• [Given data]:
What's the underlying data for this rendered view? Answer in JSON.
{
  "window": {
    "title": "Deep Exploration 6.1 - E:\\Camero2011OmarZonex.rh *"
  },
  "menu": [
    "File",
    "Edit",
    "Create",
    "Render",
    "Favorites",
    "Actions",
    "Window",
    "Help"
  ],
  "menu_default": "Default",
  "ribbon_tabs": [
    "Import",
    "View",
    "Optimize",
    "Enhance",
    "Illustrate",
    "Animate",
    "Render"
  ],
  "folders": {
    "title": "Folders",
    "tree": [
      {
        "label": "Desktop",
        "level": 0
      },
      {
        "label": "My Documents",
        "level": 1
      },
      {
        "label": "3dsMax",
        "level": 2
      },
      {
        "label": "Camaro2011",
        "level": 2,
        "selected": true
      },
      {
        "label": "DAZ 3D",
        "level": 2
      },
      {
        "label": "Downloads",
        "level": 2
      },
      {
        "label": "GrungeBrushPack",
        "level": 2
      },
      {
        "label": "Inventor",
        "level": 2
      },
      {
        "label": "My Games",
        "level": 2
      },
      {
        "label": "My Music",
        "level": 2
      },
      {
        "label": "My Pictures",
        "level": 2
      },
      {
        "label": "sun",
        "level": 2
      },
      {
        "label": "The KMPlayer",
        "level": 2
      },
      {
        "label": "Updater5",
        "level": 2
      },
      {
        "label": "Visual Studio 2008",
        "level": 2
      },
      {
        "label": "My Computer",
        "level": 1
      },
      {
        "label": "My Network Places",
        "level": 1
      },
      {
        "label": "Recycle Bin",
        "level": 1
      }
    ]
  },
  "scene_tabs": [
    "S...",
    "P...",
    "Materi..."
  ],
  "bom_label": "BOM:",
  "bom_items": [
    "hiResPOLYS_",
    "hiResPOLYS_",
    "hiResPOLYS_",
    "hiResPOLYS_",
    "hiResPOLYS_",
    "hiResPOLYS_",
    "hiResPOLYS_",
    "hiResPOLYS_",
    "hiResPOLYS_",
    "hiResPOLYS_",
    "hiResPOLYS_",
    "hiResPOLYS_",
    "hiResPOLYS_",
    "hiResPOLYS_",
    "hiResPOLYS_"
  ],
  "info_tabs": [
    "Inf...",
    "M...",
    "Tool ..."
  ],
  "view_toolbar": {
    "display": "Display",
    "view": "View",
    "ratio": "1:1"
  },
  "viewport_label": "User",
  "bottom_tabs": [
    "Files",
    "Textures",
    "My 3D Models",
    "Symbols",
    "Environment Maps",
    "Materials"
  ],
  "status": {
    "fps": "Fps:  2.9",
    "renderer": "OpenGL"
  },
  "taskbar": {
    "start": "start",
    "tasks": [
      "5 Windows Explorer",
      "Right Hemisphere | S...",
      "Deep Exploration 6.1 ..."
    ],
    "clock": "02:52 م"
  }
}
...
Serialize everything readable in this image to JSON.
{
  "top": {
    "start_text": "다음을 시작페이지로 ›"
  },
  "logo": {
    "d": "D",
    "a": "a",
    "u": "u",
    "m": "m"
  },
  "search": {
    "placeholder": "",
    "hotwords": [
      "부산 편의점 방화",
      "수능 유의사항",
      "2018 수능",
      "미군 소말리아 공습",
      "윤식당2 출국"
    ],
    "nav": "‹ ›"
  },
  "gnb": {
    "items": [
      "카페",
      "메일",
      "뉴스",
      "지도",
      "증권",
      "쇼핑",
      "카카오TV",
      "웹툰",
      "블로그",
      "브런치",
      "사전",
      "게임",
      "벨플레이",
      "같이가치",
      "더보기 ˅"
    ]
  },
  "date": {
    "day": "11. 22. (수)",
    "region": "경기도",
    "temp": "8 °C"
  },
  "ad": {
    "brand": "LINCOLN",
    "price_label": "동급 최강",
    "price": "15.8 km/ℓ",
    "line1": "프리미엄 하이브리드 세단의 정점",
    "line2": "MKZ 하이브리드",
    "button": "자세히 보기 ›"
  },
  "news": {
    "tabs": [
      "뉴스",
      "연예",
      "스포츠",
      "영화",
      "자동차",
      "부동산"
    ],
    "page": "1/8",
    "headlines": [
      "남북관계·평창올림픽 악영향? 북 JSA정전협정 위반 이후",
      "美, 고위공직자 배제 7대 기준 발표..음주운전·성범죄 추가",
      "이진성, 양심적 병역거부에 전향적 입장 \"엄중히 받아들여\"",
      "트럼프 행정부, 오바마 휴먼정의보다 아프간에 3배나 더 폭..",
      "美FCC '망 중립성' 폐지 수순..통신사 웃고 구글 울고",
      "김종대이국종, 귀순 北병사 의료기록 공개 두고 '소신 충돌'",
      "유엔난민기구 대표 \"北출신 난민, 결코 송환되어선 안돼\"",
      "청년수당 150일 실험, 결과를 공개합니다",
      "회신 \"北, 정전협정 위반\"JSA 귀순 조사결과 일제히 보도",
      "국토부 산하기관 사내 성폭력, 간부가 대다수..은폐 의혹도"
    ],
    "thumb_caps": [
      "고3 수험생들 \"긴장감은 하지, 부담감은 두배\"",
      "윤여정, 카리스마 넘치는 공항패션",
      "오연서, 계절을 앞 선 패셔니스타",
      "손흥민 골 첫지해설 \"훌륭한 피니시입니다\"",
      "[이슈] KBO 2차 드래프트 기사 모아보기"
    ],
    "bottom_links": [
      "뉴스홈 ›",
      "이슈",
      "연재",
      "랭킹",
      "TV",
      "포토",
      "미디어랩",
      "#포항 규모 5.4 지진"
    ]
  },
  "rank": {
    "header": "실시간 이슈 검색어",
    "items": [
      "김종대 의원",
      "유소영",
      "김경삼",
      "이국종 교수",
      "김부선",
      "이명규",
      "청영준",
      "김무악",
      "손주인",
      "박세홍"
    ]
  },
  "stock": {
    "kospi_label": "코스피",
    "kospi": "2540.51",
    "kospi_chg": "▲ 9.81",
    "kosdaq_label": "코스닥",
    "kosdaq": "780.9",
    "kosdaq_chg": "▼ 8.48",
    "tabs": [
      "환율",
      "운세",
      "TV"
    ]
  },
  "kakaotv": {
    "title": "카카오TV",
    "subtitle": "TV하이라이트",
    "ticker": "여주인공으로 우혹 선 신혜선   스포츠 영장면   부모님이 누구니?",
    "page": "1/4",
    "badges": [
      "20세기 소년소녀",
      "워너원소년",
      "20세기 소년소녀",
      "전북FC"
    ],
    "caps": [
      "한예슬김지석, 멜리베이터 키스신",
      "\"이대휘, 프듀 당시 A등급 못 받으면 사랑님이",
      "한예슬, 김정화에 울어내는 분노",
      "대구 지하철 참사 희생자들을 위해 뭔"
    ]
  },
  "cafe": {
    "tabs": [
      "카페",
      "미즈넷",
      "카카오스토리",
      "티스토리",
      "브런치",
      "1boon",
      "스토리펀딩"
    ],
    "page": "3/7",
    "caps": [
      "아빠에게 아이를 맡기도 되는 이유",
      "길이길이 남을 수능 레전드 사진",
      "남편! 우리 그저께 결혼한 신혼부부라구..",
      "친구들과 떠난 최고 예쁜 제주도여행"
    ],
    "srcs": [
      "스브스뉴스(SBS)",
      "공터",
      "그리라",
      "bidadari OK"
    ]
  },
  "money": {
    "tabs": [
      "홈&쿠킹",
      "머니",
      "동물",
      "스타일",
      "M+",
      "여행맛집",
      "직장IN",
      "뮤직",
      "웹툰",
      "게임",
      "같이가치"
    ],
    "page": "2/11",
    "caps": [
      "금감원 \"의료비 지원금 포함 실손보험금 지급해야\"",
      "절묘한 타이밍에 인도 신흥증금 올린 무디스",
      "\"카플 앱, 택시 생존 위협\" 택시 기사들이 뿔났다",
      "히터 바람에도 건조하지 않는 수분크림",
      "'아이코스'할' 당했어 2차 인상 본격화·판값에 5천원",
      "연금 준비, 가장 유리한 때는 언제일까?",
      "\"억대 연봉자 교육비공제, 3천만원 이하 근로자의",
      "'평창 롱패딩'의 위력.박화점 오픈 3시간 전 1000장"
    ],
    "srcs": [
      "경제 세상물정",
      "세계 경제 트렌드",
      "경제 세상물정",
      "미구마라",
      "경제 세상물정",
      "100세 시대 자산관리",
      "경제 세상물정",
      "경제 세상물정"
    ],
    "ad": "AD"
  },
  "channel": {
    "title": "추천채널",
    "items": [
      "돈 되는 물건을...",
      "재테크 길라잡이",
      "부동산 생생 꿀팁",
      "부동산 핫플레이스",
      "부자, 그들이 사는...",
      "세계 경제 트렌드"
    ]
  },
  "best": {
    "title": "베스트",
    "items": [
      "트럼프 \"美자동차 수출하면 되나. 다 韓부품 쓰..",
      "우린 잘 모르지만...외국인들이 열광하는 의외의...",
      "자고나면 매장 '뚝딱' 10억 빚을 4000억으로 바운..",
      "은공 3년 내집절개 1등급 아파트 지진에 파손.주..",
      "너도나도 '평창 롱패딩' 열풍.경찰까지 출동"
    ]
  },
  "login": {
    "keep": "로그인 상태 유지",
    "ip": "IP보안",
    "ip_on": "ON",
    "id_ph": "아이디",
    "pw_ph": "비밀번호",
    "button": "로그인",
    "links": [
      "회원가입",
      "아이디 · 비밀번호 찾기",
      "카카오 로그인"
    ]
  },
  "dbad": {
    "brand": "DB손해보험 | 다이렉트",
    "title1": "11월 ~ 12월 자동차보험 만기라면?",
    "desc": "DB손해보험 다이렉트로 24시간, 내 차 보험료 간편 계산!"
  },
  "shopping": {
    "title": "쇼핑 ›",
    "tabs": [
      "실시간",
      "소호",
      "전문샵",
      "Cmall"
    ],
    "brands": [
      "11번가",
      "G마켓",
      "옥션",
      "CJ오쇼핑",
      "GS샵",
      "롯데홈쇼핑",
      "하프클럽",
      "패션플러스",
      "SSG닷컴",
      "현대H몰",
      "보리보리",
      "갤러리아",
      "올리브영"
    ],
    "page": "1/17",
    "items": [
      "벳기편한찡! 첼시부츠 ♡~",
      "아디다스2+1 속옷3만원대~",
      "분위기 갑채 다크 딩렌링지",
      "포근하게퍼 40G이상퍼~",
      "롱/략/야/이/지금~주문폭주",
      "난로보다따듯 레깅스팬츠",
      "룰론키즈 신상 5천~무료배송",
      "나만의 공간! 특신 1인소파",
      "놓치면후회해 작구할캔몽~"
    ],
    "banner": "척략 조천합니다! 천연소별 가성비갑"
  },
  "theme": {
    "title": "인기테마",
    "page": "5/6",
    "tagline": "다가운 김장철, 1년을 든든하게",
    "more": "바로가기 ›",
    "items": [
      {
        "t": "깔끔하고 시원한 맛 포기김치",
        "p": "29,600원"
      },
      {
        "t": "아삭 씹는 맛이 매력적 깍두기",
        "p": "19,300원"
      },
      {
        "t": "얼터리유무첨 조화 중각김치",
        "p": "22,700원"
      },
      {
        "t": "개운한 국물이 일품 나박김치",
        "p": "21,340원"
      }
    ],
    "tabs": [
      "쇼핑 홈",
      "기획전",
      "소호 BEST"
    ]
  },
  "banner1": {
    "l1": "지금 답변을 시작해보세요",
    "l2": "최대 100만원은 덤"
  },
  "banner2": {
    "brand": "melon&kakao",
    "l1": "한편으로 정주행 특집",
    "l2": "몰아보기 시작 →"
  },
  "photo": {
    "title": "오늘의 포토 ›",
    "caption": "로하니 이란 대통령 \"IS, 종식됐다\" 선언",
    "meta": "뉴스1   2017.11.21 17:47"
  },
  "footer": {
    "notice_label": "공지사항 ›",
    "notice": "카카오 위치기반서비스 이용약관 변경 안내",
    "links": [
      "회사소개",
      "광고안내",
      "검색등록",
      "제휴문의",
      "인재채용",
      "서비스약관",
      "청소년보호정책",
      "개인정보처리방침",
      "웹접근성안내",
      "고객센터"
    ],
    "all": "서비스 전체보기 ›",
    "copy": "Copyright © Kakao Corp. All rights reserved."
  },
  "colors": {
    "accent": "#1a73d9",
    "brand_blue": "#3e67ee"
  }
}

• [Stated task]:
Locate the word "DB손해보험" in the data above. Copy every line carrying it.

• [Reply to the exercise]:
    "brand": "DB손해보험 | 다이렉트",
    "desc": "DB손해보험 다이렉트로 24시간, 내 차 보험료 간편 계산!"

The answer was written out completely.